--- STORED DATA ---
========
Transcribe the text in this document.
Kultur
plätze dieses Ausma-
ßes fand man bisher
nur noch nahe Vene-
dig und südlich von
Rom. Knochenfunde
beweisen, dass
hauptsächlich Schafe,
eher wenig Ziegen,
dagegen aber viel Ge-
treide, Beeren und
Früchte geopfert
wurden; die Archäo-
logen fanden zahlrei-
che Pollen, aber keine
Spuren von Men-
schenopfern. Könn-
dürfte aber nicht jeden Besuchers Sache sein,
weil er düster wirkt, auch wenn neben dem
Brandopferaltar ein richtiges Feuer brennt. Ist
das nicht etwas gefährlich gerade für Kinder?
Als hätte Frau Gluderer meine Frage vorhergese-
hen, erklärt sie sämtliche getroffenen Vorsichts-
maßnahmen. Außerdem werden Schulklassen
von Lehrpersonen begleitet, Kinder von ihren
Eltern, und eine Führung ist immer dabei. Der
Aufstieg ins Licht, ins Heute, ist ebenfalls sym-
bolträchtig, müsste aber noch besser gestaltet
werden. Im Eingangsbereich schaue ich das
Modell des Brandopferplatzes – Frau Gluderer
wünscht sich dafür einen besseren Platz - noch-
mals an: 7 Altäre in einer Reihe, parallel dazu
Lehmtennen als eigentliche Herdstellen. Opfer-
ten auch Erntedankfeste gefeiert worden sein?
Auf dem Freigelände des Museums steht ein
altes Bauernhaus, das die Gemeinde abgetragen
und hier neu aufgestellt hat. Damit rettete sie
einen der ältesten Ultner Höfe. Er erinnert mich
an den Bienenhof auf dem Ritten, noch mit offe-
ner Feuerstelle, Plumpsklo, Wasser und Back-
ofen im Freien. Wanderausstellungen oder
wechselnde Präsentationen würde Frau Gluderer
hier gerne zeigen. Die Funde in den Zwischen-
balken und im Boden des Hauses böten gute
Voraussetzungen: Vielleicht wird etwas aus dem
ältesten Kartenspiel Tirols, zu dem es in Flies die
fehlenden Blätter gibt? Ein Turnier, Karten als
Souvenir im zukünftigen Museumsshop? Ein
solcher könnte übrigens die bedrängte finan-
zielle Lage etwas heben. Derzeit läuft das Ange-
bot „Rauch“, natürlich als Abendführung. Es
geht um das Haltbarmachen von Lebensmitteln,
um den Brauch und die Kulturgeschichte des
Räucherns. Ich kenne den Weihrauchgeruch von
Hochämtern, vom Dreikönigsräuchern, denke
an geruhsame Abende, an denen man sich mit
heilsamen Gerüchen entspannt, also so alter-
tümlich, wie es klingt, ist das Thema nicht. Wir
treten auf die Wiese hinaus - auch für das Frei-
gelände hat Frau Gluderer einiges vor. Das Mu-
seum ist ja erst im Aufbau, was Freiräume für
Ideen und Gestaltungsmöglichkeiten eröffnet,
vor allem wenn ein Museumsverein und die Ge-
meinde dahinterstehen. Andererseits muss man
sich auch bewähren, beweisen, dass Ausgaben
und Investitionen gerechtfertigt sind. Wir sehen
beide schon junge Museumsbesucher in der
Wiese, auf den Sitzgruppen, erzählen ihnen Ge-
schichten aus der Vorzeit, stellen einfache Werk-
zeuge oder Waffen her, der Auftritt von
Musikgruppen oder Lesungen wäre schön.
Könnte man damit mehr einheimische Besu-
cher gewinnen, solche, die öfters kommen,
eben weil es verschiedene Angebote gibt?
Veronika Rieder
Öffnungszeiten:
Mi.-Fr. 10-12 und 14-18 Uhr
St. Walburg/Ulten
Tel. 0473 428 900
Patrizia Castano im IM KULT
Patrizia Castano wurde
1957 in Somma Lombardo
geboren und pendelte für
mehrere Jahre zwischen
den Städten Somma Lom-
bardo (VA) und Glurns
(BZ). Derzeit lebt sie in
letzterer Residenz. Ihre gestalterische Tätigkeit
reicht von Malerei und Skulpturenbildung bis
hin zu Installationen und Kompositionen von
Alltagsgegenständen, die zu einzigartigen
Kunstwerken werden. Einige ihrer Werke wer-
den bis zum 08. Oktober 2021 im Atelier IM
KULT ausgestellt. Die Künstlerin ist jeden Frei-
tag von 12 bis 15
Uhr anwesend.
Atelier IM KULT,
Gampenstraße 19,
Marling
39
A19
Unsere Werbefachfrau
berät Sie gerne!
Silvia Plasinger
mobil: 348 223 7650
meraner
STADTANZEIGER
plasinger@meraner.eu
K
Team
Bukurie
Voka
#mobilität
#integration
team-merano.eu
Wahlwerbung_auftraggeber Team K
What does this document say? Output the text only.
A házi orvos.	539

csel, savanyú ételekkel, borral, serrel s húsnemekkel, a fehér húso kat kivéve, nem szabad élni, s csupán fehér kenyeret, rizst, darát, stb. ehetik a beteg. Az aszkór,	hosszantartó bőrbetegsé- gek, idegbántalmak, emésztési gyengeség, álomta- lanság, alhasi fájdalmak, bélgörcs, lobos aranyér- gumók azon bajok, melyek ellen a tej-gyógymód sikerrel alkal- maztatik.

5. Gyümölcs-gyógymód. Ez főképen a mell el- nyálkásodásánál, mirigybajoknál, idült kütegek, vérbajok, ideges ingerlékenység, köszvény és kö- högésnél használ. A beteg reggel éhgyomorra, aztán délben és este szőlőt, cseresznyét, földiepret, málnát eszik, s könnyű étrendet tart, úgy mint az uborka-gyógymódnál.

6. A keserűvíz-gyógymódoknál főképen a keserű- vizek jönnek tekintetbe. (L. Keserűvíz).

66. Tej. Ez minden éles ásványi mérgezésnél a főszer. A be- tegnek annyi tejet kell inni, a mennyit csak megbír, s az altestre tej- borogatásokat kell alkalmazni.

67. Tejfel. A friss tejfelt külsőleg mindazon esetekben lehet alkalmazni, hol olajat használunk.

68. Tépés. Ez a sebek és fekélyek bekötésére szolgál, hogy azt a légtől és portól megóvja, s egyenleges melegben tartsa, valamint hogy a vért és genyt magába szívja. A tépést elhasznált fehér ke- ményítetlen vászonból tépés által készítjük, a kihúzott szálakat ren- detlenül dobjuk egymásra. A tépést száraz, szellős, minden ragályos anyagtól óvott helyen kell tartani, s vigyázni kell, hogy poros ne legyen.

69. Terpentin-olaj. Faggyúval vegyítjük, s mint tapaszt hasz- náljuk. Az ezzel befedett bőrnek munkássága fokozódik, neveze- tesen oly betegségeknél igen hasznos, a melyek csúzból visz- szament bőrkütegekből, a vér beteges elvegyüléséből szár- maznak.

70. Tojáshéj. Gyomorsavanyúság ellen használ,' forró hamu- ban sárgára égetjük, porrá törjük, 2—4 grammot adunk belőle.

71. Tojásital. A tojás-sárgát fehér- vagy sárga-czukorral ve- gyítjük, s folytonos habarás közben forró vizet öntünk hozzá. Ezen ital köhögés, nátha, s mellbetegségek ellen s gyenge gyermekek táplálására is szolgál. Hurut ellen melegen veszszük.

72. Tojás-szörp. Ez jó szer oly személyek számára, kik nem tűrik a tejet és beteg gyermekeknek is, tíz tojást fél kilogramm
========
--- WHAT YOU WILL DO ---
Without omitting anything, output the entries exactly.

--- WRITTEN SOLUTION ---
Transcribe the text in this document.
Kultur
plätze dieses Ausma-
ßes fand man bisher
nur noch nahe Vene-
dig und südlich von
Rom. Knochenfunde
beweisen, dass
hauptsächlich Schafe,
eher wenig Ziegen,
dagegen aber viel Ge-
treide, Beeren und
Früchte geopfert
wurden; die Archäo-
logen fanden zahlrei-
che Pollen, aber keine
Spuren von Men-
schenopfern. Könn-
dürfte aber nicht jeden Besuchers Sache sein,
weil er düster wirkt, auch wenn neben dem
Brandopferaltar ein richtiges Feuer brennt. Ist
das nicht etwas gefährlich gerade für Kinder?
Als hätte Frau Gluderer meine Frage vorhergese-
hen, erklärt sie sämtliche getroffenen Vorsichts-
maßnahmen. Außerdem werden Schulklassen
von Lehrpersonen begleitet, Kinder von ihren
Eltern, und eine Führung ist immer dabei. Der
Aufstieg ins Licht, ins Heute, ist ebenfalls sym-
bolträchtig, müsste aber noch besser gestaltet
werden. Im Eingangsbereich schaue ich das
Modell des Brandopferplatzes – Frau Gluderer
wünscht sich dafür einen besseren Platz - noch-
mals an: 7 Altäre in einer Reihe, parallel dazu
Lehmtennen als eigentliche Herdstellen. Opfer-
ten auch Erntedankfeste gefeiert worden sein?
Auf dem Freigelände des Museums steht ein
altes Bauernhaus, das die Gemeinde abgetragen
und hier neu aufgestellt hat. Damit rettete sie
einen der ältesten Ultner Höfe. Er erinnert mich
an den Bienenhof auf dem Ritten, noch mit offe-
ner Feuerstelle, Plumpsklo, Wasser und Back-
ofen im Freien. Wanderausstellungen oder
wechselnde Präsentationen würde Frau Gluderer
hier gerne zeigen. Die Funde in den Zwischen-
balken und im Boden des Hauses böten gute
Voraussetzungen: Vielleicht wird etwas aus dem
ältesten Kartenspiel Tirols, zu dem es in Flies die
fehlenden Blätter gibt? Ein Turnier, Karten als
Souvenir im zukünftigen Museumsshop? Ein
solcher könnte übrigens die bedrängte finan-
zielle Lage etwas heben. Derzeit läuft das Ange-
bot „Rauch“, natürlich als Abendführung. Es
geht um das Haltbarmachen von Lebensmitteln,
um den Brauch und die Kulturgeschichte des
Räucherns. Ich kenne den Weihrauchgeruch von
Hochämtern, vom Dreikönigsräuchern, denke
an geruhsame Abende, an denen man sich mit
heilsamen Gerüchen entspannt, also so alter-
tümlich, wie es klingt, ist das Thema nicht. Wir
treten auf die Wiese hinaus - auch für das Frei-
gelände hat Frau Gluderer einiges vor. Das Mu-
seum ist ja erst im Aufbau, was Freiräume für
Ideen und Gestaltungsmöglichkeiten eröffnet,
vor allem wenn ein Museumsverein und die Ge-
meinde dahinterstehen. Andererseits muss man
sich auch bewähren, beweisen, dass Ausgaben
und Investitionen gerechtfertigt sind. Wir sehen
beide schon junge Museumsbesucher in der
Wiese, auf den Sitzgruppen, erzählen ihnen Ge-
schichten aus der Vorzeit, stellen einfache Werk-
zeuge oder Waffen her, der Auftritt von
Musikgruppen oder Lesungen wäre schön.
Könnte man damit mehr einheimische Besu-
cher gewinnen, solche, die öfters kommen,
eben weil es verschiedene Angebote gibt?
Veronika Rieder
Öffnungszeiten:
Mi.-Fr. 10-12 und 14-18 Uhr
St. Walburg/Ulten
Tel. 0473 428 900
Patrizia Castano im IM KULT
Patrizia Castano wurde
1957 in Somma Lombardo
geboren und pendelte für
mehrere Jahre zwischen
den Städten Somma Lom-
bardo (VA) und Glurns
(BZ). Derzeit lebt sie in
letzterer Residenz. Ihre gestalterische Tätigkeit
reicht von Malerei und Skulpturenbildung bis
hin zu Installationen und Kompositionen von
Alltagsgegenständen, die zu einzigartigen
Kunstwerken werden. Einige ihrer Werke wer-
den bis zum 08. Oktober 2021 im Atelier IM
KULT ausgestellt. Die Künstlerin ist jeden Frei-
tag von 12 bis 15
Uhr anwesend.
Atelier IM KULT,
Gampenstraße 19,
Marling
39
A19
Unsere Werbefachfrau
berät Sie gerne!
Silvia Plasinger
mobil: 348 223 7650
meraner
STADTANZEIGER
plasinger@meraner.eu
K
Team
Bukurie
Voka
#mobilität
#integration
team-merano.eu
Wahlwerbung_auftraggeber Team K
What does this document say? Output the text only.
A házi orvos.	539

csel, savanyú ételekkel, borral, serrel s húsnemekkel, a fehér húso kat kivéve, nem szabad élni, s csupán fehér kenyeret, rizst, darát, stb. ehetik a beteg. Az aszkór,	hosszantartó bőrbetegsé- gek, idegbántalmak, emésztési gyengeség, álomta- lanság, alhasi fájdalmak, bélgörcs, lobos aranyér- gumók azon bajok, melyek ellen a tej-gyógymód sikerrel alkal- maztatik.

5. Gyümölcs-gyógymód. Ez főképen a mell el- nyálkásodásánál, mirigybajoknál, idült kütegek, vérbajok, ideges ingerlékenység, köszvény és kö- högésnél használ. A beteg reggel éhgyomorra, aztán délben és este szőlőt, cseresznyét, földiepret, málnát eszik, s könnyű étrendet tart, úgy mint az uborka-gyógymódnál.

6. A keserűvíz-gyógymódoknál főképen a keserű- vizek jönnek tekintetbe. (L. Keserűvíz).

66. Tej. Ez minden éles ásványi mérgezésnél a főszer. A be- tegnek annyi tejet kell inni, a mennyit csak megbír, s az altestre tej- borogatásokat kell alkalmazni.

67. Tejfel. A friss tejfelt külsőleg mindazon esetekben lehet alkalmazni, hol olajat használunk.

68. Tépés. Ez a sebek és fekélyek bekötésére szolgál, hogy azt a légtől és portól megóvja, s egyenleges melegben tartsa, valamint hogy a vért és genyt magába szívja. A tépést elhasznált fehér ke- ményítetlen vászonból tépés által készítjük, a kihúzott szálakat ren- detlenül dobjuk egymásra. A tépést száraz, szellős, minden ragályos anyagtól óvott helyen kell tartani, s vigyázni kell, hogy poros ne legyen.

69. Terpentin-olaj. Faggyúval vegyítjük, s mint tapaszt hasz- náljuk. Az ezzel befedett bőrnek munkássága fokozódik, neveze- tesen oly betegségeknél igen hasznos, a melyek csúzból visz- szament bőrkütegekből, a vér beteges elvegyüléséből szár- maznak.

70. Tojáshéj. Gyomorsavanyúság ellen használ,' forró hamu- ban sárgára égetjük, porrá törjük, 2—4 grammot adunk belőle.

71. Tojásital. A tojás-sárgát fehér- vagy sárga-czukorral ve- gyítjük, s folytonos habarás közben forró vizet öntünk hozzá. Ezen ital köhögés, nátha, s mellbetegségek ellen s gyenge gyermekek táplálására is szolgál. Hurut ellen melegen veszszük.

72. Tojás-szörp. Ez jó szer oly személyek számára, kik nem tűrik a tejet és beteg gyermekeknek is, tíz tojást fél kilogramm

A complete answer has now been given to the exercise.